AIM OF THE EXERCISE — State how many lines in these records contain the word "April", and nothing else.

EXTRACTED MATERIAL —
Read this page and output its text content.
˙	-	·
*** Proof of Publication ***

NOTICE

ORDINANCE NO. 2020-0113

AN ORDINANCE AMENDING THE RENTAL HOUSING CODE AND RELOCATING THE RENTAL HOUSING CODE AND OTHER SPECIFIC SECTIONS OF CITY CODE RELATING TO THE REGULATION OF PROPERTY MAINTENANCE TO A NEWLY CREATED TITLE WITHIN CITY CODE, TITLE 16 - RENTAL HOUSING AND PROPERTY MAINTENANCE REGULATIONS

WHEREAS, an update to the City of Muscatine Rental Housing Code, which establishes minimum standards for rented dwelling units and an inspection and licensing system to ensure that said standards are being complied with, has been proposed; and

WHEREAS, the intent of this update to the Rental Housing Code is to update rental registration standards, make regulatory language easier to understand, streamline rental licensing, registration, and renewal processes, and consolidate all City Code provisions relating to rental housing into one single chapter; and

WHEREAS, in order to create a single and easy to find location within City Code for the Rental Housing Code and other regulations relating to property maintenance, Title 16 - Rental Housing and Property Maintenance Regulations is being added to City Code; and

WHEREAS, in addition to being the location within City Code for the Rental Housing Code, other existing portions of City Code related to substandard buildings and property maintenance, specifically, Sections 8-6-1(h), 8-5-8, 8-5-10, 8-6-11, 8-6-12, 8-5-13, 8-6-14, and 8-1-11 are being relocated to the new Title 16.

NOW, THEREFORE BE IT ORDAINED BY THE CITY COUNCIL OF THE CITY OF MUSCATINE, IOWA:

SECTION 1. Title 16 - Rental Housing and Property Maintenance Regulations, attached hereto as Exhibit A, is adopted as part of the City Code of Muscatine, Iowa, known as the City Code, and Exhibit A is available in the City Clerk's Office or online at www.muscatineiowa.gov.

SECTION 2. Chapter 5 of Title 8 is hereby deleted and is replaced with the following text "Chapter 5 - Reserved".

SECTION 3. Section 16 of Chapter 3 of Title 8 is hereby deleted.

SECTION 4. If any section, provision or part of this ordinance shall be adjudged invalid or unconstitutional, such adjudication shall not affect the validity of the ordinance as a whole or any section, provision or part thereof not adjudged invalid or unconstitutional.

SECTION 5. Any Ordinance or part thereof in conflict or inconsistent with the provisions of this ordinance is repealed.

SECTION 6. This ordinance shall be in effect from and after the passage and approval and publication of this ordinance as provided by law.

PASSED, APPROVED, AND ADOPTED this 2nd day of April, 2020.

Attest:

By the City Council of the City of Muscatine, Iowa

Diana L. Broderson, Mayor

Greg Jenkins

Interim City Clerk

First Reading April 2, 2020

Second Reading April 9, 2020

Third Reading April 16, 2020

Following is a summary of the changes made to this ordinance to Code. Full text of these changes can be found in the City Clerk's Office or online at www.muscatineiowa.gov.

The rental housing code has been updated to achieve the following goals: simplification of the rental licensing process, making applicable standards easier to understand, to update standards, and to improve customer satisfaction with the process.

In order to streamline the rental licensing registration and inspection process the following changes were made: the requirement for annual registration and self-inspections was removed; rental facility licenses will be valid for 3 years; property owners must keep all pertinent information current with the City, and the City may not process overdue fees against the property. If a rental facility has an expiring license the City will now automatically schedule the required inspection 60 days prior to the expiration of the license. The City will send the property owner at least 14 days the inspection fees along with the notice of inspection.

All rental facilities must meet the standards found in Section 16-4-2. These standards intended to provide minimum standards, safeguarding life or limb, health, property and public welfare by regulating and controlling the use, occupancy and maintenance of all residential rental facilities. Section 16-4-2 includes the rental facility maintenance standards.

RESPONSE TO THIS TASK — 4